[Material to process start]
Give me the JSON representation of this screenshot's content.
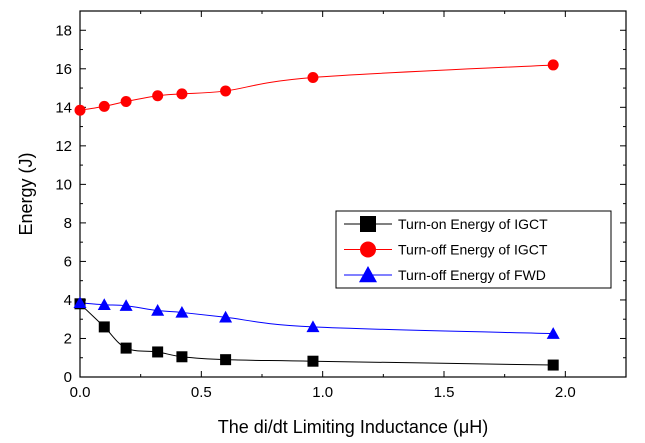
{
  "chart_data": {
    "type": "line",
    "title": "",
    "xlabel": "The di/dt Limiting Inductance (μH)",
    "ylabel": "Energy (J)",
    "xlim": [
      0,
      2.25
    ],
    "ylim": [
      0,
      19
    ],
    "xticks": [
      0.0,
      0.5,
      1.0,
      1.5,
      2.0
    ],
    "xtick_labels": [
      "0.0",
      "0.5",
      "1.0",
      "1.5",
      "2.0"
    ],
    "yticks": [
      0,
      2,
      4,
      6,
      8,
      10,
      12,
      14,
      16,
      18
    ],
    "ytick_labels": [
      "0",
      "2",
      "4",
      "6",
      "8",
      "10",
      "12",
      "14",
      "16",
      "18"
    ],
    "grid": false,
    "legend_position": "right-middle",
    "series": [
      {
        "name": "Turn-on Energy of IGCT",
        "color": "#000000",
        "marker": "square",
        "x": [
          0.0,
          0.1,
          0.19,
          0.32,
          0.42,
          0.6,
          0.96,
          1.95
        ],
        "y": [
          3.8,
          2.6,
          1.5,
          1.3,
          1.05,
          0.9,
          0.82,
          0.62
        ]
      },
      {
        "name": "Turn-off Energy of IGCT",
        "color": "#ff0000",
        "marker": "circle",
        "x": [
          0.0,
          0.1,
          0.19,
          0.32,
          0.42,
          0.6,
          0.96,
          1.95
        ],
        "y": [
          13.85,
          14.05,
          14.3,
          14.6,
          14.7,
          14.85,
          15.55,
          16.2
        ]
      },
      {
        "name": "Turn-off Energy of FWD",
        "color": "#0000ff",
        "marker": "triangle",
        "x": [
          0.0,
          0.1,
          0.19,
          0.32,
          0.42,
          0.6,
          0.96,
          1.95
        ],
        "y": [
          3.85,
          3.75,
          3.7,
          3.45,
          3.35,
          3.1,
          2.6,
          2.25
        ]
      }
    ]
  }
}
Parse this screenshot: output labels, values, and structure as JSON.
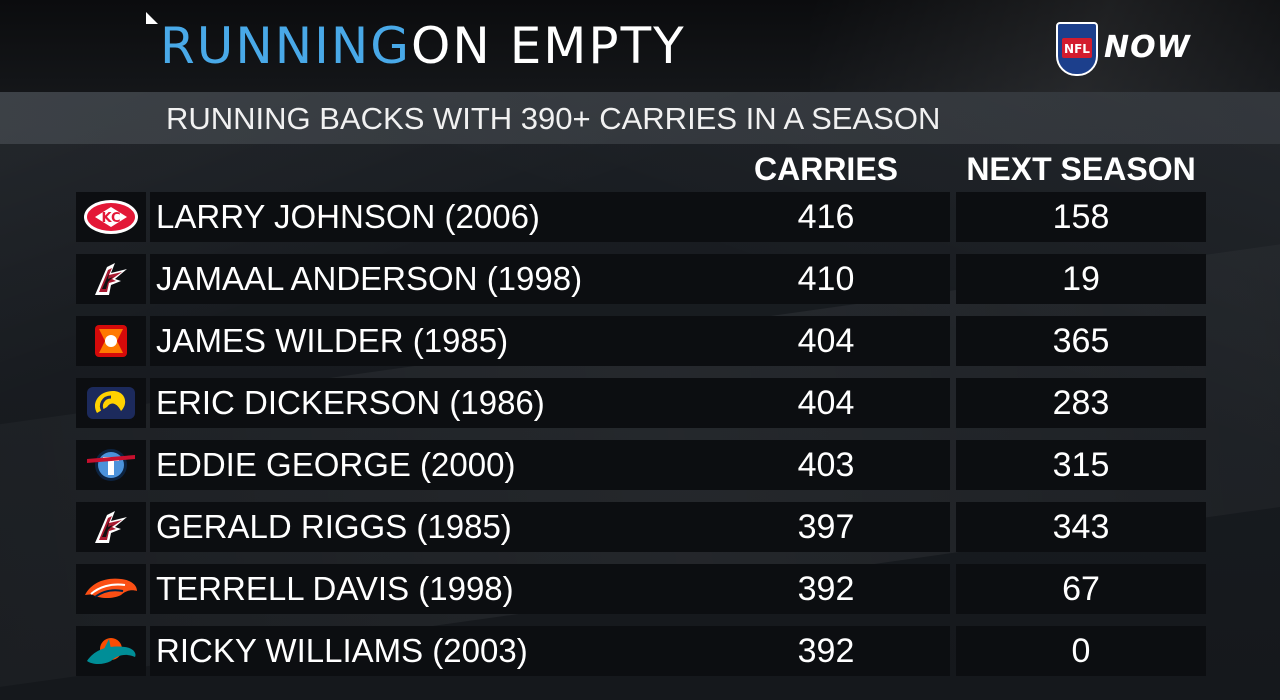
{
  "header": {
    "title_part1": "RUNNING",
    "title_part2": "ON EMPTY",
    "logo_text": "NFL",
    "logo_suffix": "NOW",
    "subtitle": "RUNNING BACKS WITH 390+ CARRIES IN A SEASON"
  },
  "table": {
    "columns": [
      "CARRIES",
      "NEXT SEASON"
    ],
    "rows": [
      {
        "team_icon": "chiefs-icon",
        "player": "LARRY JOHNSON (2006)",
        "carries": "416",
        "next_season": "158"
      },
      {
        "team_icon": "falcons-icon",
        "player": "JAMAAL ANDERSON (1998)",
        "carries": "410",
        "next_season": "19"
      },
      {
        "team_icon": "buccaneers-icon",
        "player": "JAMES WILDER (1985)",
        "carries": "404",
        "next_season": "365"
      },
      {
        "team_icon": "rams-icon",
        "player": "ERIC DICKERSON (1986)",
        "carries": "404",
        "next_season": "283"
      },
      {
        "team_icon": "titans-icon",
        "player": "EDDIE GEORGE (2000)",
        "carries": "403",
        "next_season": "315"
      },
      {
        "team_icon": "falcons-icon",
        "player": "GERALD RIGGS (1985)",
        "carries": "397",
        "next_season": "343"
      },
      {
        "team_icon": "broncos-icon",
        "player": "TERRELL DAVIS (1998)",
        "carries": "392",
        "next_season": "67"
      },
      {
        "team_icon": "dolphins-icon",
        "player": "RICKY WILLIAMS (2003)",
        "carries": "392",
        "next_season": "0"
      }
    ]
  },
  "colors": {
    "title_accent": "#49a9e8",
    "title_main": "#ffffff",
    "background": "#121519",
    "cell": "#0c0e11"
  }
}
[Material to process end]
▶ Short task
Pick each line holding the word "Turn" out of the listing.

▶ The solution
        "name": "Turn-on Energy of IGCT",
        "name": "Turn-off Energy of IGCT",
        "name": "Turn-off Energy of FWD",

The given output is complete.